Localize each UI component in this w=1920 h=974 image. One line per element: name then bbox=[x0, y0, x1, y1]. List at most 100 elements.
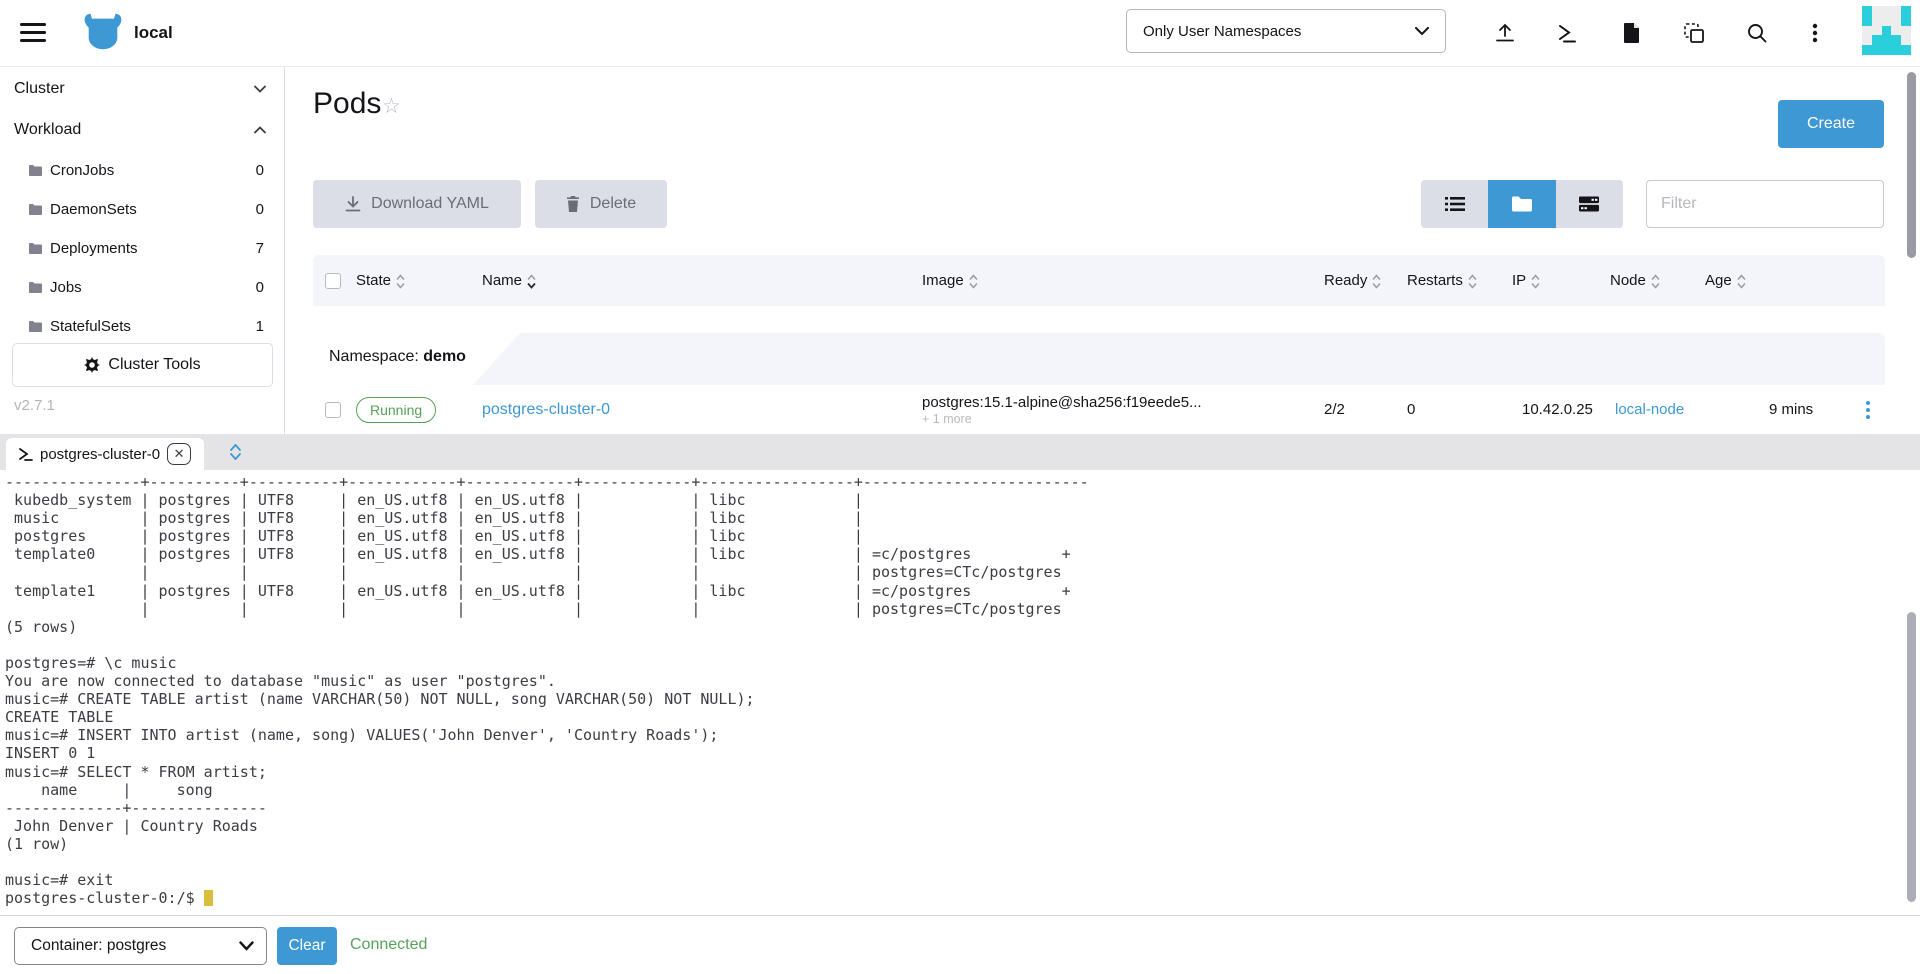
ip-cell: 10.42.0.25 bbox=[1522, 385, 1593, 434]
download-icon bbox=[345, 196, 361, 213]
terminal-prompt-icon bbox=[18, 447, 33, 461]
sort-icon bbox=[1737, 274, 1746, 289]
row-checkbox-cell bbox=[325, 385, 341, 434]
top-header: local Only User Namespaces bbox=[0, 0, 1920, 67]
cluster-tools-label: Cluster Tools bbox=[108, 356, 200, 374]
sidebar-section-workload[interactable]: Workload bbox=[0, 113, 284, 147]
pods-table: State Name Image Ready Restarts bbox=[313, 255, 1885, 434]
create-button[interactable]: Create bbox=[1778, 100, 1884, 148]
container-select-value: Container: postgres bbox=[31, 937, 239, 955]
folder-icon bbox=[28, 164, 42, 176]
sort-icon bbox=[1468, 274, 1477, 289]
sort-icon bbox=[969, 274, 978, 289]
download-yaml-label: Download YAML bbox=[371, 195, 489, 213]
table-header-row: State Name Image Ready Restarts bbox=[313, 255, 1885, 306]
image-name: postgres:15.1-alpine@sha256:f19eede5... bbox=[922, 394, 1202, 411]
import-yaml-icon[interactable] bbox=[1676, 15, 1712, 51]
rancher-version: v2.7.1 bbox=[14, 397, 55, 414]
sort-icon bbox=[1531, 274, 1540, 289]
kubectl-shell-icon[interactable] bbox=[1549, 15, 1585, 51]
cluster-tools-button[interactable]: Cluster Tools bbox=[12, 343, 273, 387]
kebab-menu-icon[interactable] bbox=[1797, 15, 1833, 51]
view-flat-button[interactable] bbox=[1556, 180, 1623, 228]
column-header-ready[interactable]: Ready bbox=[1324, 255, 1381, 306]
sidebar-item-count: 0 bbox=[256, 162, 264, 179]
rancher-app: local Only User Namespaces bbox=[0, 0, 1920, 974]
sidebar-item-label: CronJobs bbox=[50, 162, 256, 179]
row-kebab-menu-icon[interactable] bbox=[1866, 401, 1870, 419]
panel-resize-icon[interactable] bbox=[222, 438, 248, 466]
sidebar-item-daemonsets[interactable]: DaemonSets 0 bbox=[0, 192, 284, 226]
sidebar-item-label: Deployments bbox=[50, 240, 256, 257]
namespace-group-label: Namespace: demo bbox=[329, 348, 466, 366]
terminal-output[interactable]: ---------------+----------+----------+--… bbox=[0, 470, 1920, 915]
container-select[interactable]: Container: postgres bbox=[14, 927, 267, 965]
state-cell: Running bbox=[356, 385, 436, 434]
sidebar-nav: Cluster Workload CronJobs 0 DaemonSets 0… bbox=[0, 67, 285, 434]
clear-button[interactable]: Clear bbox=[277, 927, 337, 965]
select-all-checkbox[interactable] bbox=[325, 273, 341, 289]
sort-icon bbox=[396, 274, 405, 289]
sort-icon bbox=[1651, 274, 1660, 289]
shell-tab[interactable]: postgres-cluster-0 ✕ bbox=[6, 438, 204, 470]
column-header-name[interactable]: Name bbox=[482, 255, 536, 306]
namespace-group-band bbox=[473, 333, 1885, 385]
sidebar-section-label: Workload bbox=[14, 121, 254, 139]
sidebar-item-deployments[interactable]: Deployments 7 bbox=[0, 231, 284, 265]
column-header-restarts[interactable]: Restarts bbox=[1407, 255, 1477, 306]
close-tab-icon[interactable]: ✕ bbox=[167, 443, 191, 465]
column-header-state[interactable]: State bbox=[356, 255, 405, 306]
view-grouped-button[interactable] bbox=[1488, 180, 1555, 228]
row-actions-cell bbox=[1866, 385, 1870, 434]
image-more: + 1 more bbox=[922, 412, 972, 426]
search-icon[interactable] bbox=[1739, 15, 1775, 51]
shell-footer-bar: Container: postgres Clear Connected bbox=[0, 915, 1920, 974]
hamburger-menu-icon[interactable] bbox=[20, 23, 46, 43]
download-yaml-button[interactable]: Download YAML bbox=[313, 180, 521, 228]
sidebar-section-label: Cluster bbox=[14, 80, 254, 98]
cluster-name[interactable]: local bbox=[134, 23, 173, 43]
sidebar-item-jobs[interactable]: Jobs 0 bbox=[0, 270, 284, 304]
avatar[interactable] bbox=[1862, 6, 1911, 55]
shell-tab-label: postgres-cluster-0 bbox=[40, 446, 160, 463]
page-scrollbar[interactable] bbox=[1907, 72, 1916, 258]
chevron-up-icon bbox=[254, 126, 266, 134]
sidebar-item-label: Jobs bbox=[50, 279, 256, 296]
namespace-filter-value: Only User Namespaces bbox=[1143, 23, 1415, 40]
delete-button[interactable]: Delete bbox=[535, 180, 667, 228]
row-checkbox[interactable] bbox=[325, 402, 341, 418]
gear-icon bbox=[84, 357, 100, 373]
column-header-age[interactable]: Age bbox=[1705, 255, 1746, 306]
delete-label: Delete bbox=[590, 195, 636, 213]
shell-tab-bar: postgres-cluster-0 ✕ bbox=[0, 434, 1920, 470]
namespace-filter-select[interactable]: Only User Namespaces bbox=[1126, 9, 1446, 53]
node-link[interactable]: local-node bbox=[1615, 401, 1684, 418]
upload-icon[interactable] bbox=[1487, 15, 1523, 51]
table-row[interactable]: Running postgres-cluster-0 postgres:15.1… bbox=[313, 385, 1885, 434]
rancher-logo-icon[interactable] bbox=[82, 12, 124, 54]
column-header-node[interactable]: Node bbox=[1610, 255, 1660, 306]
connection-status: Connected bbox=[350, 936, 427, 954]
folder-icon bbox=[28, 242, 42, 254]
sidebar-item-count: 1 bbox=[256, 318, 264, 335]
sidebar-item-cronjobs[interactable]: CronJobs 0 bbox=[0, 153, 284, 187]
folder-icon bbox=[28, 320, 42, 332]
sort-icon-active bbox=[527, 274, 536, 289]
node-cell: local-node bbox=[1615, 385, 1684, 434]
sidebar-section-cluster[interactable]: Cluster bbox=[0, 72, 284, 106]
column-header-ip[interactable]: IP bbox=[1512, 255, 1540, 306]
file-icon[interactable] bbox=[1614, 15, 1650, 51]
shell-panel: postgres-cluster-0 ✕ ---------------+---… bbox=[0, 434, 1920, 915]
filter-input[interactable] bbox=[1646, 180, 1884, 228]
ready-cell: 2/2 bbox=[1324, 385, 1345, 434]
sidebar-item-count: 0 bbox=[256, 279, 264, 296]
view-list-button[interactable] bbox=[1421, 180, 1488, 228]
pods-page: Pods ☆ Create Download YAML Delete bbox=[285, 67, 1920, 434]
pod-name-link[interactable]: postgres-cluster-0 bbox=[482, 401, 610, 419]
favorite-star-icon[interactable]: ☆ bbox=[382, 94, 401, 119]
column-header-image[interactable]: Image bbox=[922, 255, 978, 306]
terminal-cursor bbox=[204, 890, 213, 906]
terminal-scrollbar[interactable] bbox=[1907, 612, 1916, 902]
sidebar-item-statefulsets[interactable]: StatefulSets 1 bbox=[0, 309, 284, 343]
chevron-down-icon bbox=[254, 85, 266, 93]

**TASK INSTRUCTIONS:**
Present every line of the material above as a Markdown table with the columns Row and Text, numbering the lines in order. Omit blank lines and pictures.

**RESPONSE BELOW:**
| Row | Text |
|---|---|
| 1 | Localize each UI component in this w=1920 h=974 image. One line per element: name then bbox=[x0, y0, x1, y1]. List at most 100 elements. |
| 2 | ip-cell: 10.42.0.25 bbox=[1522, 385, 1593, 434] |
| 3 | download-icon bbox=[345, 196, 361, 213] |
| 4 | terminal-prompt-icon bbox=[18, 447, 33, 461] |
| 5 | sort-icon bbox=[1737, 274, 1746, 289] |
| 6 | row-checkbox-cell bbox=[325, 385, 341, 434] |
| 7 | top-header: local Only User Namespaces bbox=[0, 0, 1920, 67] |
| 8 | cluster-tools-label: Cluster Tools bbox=[108, 356, 200, 374] |
| 9 | sidebar-section-workload[interactable]: Workload bbox=[0, 113, 284, 147] |
| 10 | pods-table: State Name Image Ready Restarts bbox=[313, 255, 1885, 434] |
| 11 | create-button[interactable]: Create bbox=[1778, 100, 1884, 148] |
| 12 | container-select-value: Container: postgres bbox=[31, 937, 239, 955] |
| 13 | folder-icon bbox=[28, 164, 42, 176] |
| 14 | sort-icon bbox=[1468, 274, 1477, 289] |
| 15 | sort-icon bbox=[969, 274, 978, 289] |
| 16 | download-yaml-label: Download YAML bbox=[371, 195, 489, 213] |
| 17 | table-header-row: State Name Image Ready Restarts bbox=[313, 255, 1885, 306] |
| 18 | image-name: postgres:15.1-alpine@sha256:f19eede5... bbox=[922, 394, 1202, 411] |
| 19 | import-yaml-icon[interactable] bbox=[1676, 15, 1712, 51] |
| 20 | rancher-version: v2.7.1 bbox=[14, 397, 55, 414] |
| 21 | sort-icon bbox=[1531, 274, 1540, 289] |
| 22 | kubectl-shell-icon[interactable] bbox=[1549, 15, 1585, 51] |
| 23 | cluster-tools-button[interactable]: Cluster Tools bbox=[12, 343, 273, 387] |
| 24 | kebab-menu-icon[interactable] bbox=[1797, 15, 1833, 51] |
| 25 | view-flat-button[interactable] bbox=[1556, 180, 1623, 228] |
| 26 | column-header-ready[interactable]: Ready bbox=[1324, 255, 1381, 306] |
| 27 | sidebar-item-count: 0 bbox=[256, 162, 264, 179] |
| 28 | rancher-app: local Only User Namespaces bbox=[0, 0, 1920, 974] |
| 29 | sidebar-item-label: CronJobs bbox=[50, 162, 256, 179] |
| 30 | row-kebab-menu-icon[interactable] bbox=[1866, 401, 1870, 419] |
| 31 | panel-resize-icon[interactable] bbox=[222, 438, 248, 466] |
| 32 | sidebar-item-daemonsets[interactable]: DaemonSets 0 bbox=[0, 192, 284, 226] |
| 33 | sidebar-item-label: Deployments bbox=[50, 240, 256, 257] |
| 34 | namespace-group-label: Namespace: demo bbox=[329, 348, 466, 366] |
| 35 | terminal-output[interactable]: ---------------+----------+----------+--… bbox=[0, 470, 1920, 915] |
| 36 | container-select[interactable]: Container: postgres bbox=[14, 927, 267, 965] |
| 37 | state-cell: Running bbox=[356, 385, 436, 434] |
| 38 | sidebar-nav: Cluster Workload CronJobs 0 DaemonSets 0… bbox=[0, 67, 285, 434] |
| 39 | clear-button[interactable]: Clear bbox=[277, 927, 337, 965] |
| 40 | select-all-checkbox[interactable] bbox=[325, 273, 341, 289] |
| 41 | sort-icon bbox=[396, 274, 405, 289] |
| 42 | sort-icon bbox=[1651, 274, 1660, 289] |
| 43 | shell-tab[interactable]: postgres-cluster-0 ✕ bbox=[6, 438, 204, 470] |
| 44 | column-header-name[interactable]: Name bbox=[482, 255, 536, 306] |
| 45 | namespace-group-band bbox=[473, 333, 1885, 385] |
| 46 | sidebar-section-label: Workload bbox=[14, 121, 254, 139] |
| 47 | sidebar-item-deployments[interactable]: Deployments 7 bbox=[0, 231, 284, 265] |
| 48 | column-header-restarts[interactable]: Restarts bbox=[1407, 255, 1477, 306] |
| 49 | close-tab-icon[interactable]: ✕ bbox=[167, 443, 191, 465] |
| 50 | column-header-state[interactable]: State bbox=[356, 255, 405, 306] |
| 51 | view-grouped-button[interactable] bbox=[1488, 180, 1555, 228] |
| 52 | row-actions-cell bbox=[1866, 385, 1870, 434] |
| 53 | image-more: + 1 more bbox=[922, 412, 972, 426] |
| 54 | search-icon[interactable] bbox=[1739, 15, 1775, 51] |
| 55 | shell-footer-bar: Container: postgres Clear Connected bbox=[0, 915, 1920, 974] |
| 56 | hamburger-menu-icon[interactable] bbox=[20, 23, 46, 43] |
| 57 | download-yaml-button[interactable]: Download YAML bbox=[313, 180, 521, 228] |
| 58 | sidebar-section-label: Cluster bbox=[14, 80, 254, 98] |
| 59 | cluster-name[interactable]: local bbox=[134, 23, 173, 43] |
| 60 | sidebar-item-jobs[interactable]: Jobs 0 bbox=[0, 270, 284, 304] |
| 61 | avatar[interactable] bbox=[1862, 6, 1911, 55] |
| 62 | shell-tab-label: postgres-cluster-0 bbox=[40, 446, 160, 463] |
| 63 | page-scrollbar[interactable] bbox=[1907, 72, 1916, 258] |
| 64 | chevron-up-icon bbox=[254, 126, 266, 134] |
| 65 | sidebar-item-label: Jobs bbox=[50, 279, 256, 296] |
| 66 | namespace-filter-value: Only User Namespaces bbox=[1143, 23, 1415, 40] |
| 67 | delete-button[interactable]: Delete bbox=[535, 180, 667, 228] |
| 68 | row-checkbox[interactable] bbox=[325, 402, 341, 418] |
| 69 | gear-icon bbox=[84, 357, 100, 373] |
| 70 | column-header-age[interactable]: Age bbox=[1705, 255, 1746, 306] |
| 71 | delete-label: Delete bbox=[590, 195, 636, 213] |
| 72 | shell-tab-bar: postgres-cluster-0 ✕ bbox=[0, 434, 1920, 470] |
| 73 | namespace-filter-select[interactable]: Only User Namespaces bbox=[1126, 9, 1446, 53] |
| 74 | node-link[interactable]: local-node bbox=[1615, 401, 1684, 418] |
| 75 | upload-icon[interactable] bbox=[1487, 15, 1523, 51] |
| 76 | table-row[interactable]: Running postgres-cluster-0 postgres:15.1… bbox=[313, 385, 1885, 434] |
| 77 | rancher-logo-icon[interactable] bbox=[82, 12, 124, 54] |
| 78 | column-header-node[interactable]: Node bbox=[1610, 255, 1660, 306] |
| 79 | connection-status: Connected bbox=[350, 936, 427, 954] |
| 80 | folder-icon bbox=[28, 242, 42, 254] |
| 81 | sidebar-item-count: 1 bbox=[256, 318, 264, 335] |
| 82 | sidebar-item-cronjobs[interactable]: CronJobs 0 bbox=[0, 153, 284, 187] |
| 83 | folder-icon bbox=[28, 320, 42, 332] |
| 84 | sort-icon-active bbox=[527, 274, 536, 289] |
| 85 | node-cell: local-node bbox=[1615, 385, 1684, 434] |
| 86 | sidebar-section-cluster[interactable]: Cluster bbox=[0, 72, 284, 106] |
| 87 | column-header-ip[interactable]: IP bbox=[1512, 255, 1540, 306] |
| 88 | file-icon[interactable] bbox=[1614, 15, 1650, 51] |
| 89 | shell-panel: postgres-cluster-0 ✕ ---------------+---… bbox=[0, 434, 1920, 915] |
| 90 | filter-input[interactable] bbox=[1646, 180, 1884, 228] |
| 91 | ready-cell: 2/2 bbox=[1324, 385, 1345, 434] |
| 92 | sidebar-item-count: 0 bbox=[256, 279, 264, 296] |
| 93 | view-list-button[interactable] bbox=[1421, 180, 1488, 228] |
| 94 | pods-page: Pods ☆ Create Download YAML Delete bbox=[285, 67, 1920, 434] |
| 95 | pod-name-link[interactable]: postgres-cluster-0 bbox=[482, 401, 610, 419] |
| 96 | favorite-star-icon[interactable]: ☆ bbox=[382, 94, 401, 119] |
| 97 | column-header-image[interactable]: Image bbox=[922, 255, 978, 306] |
| 98 | terminal-cursor bbox=[204, 890, 213, 906] |
| 99 | terminal-scrollbar[interactable] bbox=[1907, 612, 1916, 902] |
| 100 | sidebar-item-statefulsets[interactable]: StatefulSets 1 bbox=[0, 309, 284, 343] |
| 101 | chevron-down-icon bbox=[254, 85, 266, 93] |